** AIM OF THE TASK **
Exclude any images and output the remaining records exactly.
>> Start
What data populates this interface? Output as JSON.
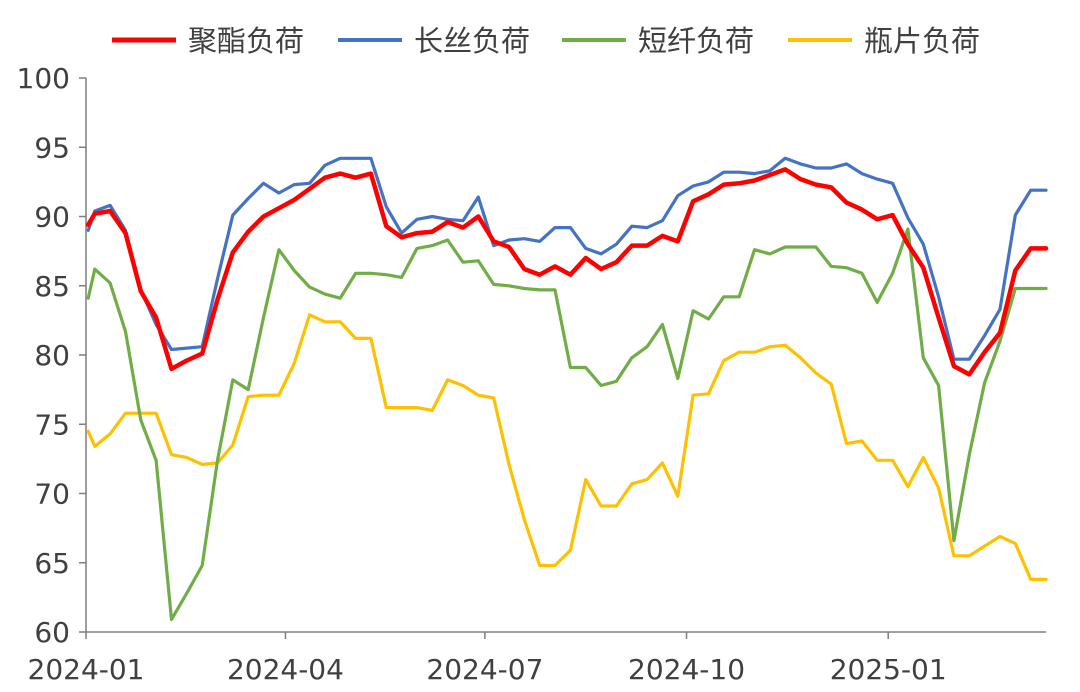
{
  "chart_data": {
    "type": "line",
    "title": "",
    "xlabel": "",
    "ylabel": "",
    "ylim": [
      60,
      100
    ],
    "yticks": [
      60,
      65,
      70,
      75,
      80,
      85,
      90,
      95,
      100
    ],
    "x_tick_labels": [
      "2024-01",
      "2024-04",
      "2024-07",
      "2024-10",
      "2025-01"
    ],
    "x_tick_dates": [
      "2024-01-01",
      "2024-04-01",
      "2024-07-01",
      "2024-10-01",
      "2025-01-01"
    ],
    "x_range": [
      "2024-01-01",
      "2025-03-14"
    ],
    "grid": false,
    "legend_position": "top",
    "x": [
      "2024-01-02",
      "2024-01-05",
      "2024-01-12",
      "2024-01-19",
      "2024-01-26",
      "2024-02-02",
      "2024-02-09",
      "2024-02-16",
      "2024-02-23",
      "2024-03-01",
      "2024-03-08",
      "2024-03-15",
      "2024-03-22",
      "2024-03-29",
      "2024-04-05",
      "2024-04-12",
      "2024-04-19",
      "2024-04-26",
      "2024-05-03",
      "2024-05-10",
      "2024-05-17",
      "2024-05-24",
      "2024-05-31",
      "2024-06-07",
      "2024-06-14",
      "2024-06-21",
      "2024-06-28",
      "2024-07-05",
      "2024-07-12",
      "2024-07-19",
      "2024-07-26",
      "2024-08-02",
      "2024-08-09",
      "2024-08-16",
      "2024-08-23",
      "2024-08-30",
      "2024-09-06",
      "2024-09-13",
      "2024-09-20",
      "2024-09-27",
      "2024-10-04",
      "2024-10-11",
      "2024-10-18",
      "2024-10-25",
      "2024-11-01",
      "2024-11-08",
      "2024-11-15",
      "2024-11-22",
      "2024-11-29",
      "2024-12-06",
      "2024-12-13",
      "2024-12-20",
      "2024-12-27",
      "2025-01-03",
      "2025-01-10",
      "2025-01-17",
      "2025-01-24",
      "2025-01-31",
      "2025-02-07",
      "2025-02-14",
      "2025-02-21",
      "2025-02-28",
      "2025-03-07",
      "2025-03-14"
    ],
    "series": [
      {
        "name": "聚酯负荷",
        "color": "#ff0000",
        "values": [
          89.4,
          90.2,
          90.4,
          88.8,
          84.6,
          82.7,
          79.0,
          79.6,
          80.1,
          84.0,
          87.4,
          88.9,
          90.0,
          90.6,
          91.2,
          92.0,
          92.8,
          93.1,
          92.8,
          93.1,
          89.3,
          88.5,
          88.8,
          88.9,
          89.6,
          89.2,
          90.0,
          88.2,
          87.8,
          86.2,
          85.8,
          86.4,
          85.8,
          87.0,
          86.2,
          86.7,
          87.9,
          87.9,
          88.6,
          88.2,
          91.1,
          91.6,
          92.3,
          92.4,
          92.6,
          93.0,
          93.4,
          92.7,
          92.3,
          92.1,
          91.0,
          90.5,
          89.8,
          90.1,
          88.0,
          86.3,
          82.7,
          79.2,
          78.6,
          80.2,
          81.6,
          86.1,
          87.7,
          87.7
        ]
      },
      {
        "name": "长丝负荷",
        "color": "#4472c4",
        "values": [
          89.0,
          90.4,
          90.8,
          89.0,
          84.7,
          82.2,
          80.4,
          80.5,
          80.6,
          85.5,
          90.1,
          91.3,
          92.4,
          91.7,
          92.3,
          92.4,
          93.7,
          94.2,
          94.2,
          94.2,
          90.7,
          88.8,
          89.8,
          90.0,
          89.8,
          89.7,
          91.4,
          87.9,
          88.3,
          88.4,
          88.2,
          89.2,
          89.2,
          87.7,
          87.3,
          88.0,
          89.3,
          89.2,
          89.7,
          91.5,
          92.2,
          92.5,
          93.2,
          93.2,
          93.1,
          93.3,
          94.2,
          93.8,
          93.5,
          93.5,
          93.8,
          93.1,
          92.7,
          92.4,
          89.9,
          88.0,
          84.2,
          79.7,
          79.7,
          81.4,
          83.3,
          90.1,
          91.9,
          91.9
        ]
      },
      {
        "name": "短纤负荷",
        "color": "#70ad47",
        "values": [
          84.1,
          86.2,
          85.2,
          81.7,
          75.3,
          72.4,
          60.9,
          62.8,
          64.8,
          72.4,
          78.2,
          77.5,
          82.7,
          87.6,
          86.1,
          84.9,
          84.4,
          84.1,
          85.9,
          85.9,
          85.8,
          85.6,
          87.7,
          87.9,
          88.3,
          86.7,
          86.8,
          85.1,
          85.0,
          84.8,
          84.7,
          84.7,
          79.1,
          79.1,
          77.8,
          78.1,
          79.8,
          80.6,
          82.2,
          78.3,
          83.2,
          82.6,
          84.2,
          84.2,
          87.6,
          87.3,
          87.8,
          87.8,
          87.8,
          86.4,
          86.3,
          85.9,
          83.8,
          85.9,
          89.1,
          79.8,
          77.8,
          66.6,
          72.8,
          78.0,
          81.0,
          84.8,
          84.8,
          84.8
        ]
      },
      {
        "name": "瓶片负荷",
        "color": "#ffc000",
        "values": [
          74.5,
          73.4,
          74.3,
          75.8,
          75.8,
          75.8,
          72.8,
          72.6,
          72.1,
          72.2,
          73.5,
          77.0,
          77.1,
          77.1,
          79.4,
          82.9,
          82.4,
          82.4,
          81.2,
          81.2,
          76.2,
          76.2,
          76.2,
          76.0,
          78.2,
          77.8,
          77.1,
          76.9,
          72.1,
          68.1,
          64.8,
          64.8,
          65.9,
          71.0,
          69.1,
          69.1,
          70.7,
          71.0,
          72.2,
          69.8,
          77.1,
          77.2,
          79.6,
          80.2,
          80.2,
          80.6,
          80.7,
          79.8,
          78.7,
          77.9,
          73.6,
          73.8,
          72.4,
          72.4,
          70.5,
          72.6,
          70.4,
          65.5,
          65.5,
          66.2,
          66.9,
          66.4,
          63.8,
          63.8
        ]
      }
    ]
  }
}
>> End
** RESULT OF THIS EXERCISE **
What data populates this interface? Output as JSON.
{
  "chart_data": {
    "type": "line",
    "title": "",
    "xlabel": "",
    "ylabel": "",
    "ylim": [
      60,
      100
    ],
    "yticks": [
      60,
      65,
      70,
      75,
      80,
      85,
      90,
      95,
      100
    ],
    "x_tick_labels": [
      "2024-01",
      "2024-04",
      "2024-07",
      "2024-10",
      "2025-01"
    ],
    "x_tick_dates": [
      "2024-01-01",
      "2024-04-01",
      "2024-07-01",
      "2024-10-01",
      "2025-01-01"
    ],
    "x_range": [
      "2024-01-01",
      "2025-03-14"
    ],
    "grid": false,
    "legend_position": "top",
    "x": [
      "2024-01-02",
      "2024-01-05",
      "2024-01-12",
      "2024-01-19",
      "2024-01-26",
      "2024-02-02",
      "2024-02-09",
      "2024-02-16",
      "2024-02-23",
      "2024-03-01",
      "2024-03-08",
      "2024-03-15",
      "2024-03-22",
      "2024-03-29",
      "2024-04-05",
      "2024-04-12",
      "2024-04-19",
      "2024-04-26",
      "2024-05-03",
      "2024-05-10",
      "2024-05-17",
      "2024-05-24",
      "2024-05-31",
      "2024-06-07",
      "2024-06-14",
      "2024-06-21",
      "2024-06-28",
      "2024-07-05",
      "2024-07-12",
      "2024-07-19",
      "2024-07-26",
      "2024-08-02",
      "2024-08-09",
      "2024-08-16",
      "2024-08-23",
      "2024-08-30",
      "2024-09-06",
      "2024-09-13",
      "2024-09-20",
      "2024-09-27",
      "2024-10-04",
      "2024-10-11",
      "2024-10-18",
      "2024-10-25",
      "2024-11-01",
      "2024-11-08",
      "2024-11-15",
      "2024-11-22",
      "2024-11-29",
      "2024-12-06",
      "2024-12-13",
      "2024-12-20",
      "2024-12-27",
      "2025-01-03",
      "2025-01-10",
      "2025-01-17",
      "2025-01-24",
      "2025-01-31",
      "2025-02-07",
      "2025-02-14",
      "2025-02-21",
      "2025-02-28",
      "2025-03-07",
      "2025-03-14"
    ],
    "series": [
      {
        "name": "聚酯负荷",
        "color": "#ff0000",
        "values": [
          89.4,
          90.2,
          90.4,
          88.8,
          84.6,
          82.7,
          79.0,
          79.6,
          80.1,
          84.0,
          87.4,
          88.9,
          90.0,
          90.6,
          91.2,
          92.0,
          92.8,
          93.1,
          92.8,
          93.1,
          89.3,
          88.5,
          88.8,
          88.9,
          89.6,
          89.2,
          90.0,
          88.2,
          87.8,
          86.2,
          85.8,
          86.4,
          85.8,
          87.0,
          86.2,
          86.7,
          87.9,
          87.9,
          88.6,
          88.2,
          91.1,
          91.6,
          92.3,
          92.4,
          92.6,
          93.0,
          93.4,
          92.7,
          92.3,
          92.1,
          91.0,
          90.5,
          89.8,
          90.1,
          88.0,
          86.3,
          82.7,
          79.2,
          78.6,
          80.2,
          81.6,
          86.1,
          87.7,
          87.7
        ]
      },
      {
        "name": "长丝负荷",
        "color": "#4472c4",
        "values": [
          89.0,
          90.4,
          90.8,
          89.0,
          84.7,
          82.2,
          80.4,
          80.5,
          80.6,
          85.5,
          90.1,
          91.3,
          92.4,
          91.7,
          92.3,
          92.4,
          93.7,
          94.2,
          94.2,
          94.2,
          90.7,
          88.8,
          89.8,
          90.0,
          89.8,
          89.7,
          91.4,
          87.9,
          88.3,
          88.4,
          88.2,
          89.2,
          89.2,
          87.7,
          87.3,
          88.0,
          89.3,
          89.2,
          89.7,
          91.5,
          92.2,
          92.5,
          93.2,
          93.2,
          93.1,
          93.3,
          94.2,
          93.8,
          93.5,
          93.5,
          93.8,
          93.1,
          92.7,
          92.4,
          89.9,
          88.0,
          84.2,
          79.7,
          79.7,
          81.4,
          83.3,
          90.1,
          91.9,
          91.9
        ]
      },
      {
        "name": "短纤负荷",
        "color": "#70ad47",
        "values": [
          84.1,
          86.2,
          85.2,
          81.7,
          75.3,
          72.4,
          60.9,
          62.8,
          64.8,
          72.4,
          78.2,
          77.5,
          82.7,
          87.6,
          86.1,
          84.9,
          84.4,
          84.1,
          85.9,
          85.9,
          85.8,
          85.6,
          87.7,
          87.9,
          88.3,
          86.7,
          86.8,
          85.1,
          85.0,
          84.8,
          84.7,
          84.7,
          79.1,
          79.1,
          77.8,
          78.1,
          79.8,
          80.6,
          82.2,
          78.3,
          83.2,
          82.6,
          84.2,
          84.2,
          87.6,
          87.3,
          87.8,
          87.8,
          87.8,
          86.4,
          86.3,
          85.9,
          83.8,
          85.9,
          89.1,
          79.8,
          77.8,
          66.6,
          72.8,
          78.0,
          81.0,
          84.8,
          84.8,
          84.8
        ]
      },
      {
        "name": "瓶片负荷",
        "color": "#ffc000",
        "values": [
          74.5,
          73.4,
          74.3,
          75.8,
          75.8,
          75.8,
          72.8,
          72.6,
          72.1,
          72.2,
          73.5,
          77.0,
          77.1,
          77.1,
          79.4,
          82.9,
          82.4,
          82.4,
          81.2,
          81.2,
          76.2,
          76.2,
          76.2,
          76.0,
          78.2,
          77.8,
          77.1,
          76.9,
          72.1,
          68.1,
          64.8,
          64.8,
          65.9,
          71.0,
          69.1,
          69.1,
          70.7,
          71.0,
          72.2,
          69.8,
          77.1,
          77.2,
          79.6,
          80.2,
          80.2,
          80.6,
          80.7,
          79.8,
          78.7,
          77.9,
          73.6,
          73.8,
          72.4,
          72.4,
          70.5,
          72.6,
          70.4,
          65.5,
          65.5,
          66.2,
          66.9,
          66.4,
          63.8,
          63.8
        ]
      }
    ]
  }
}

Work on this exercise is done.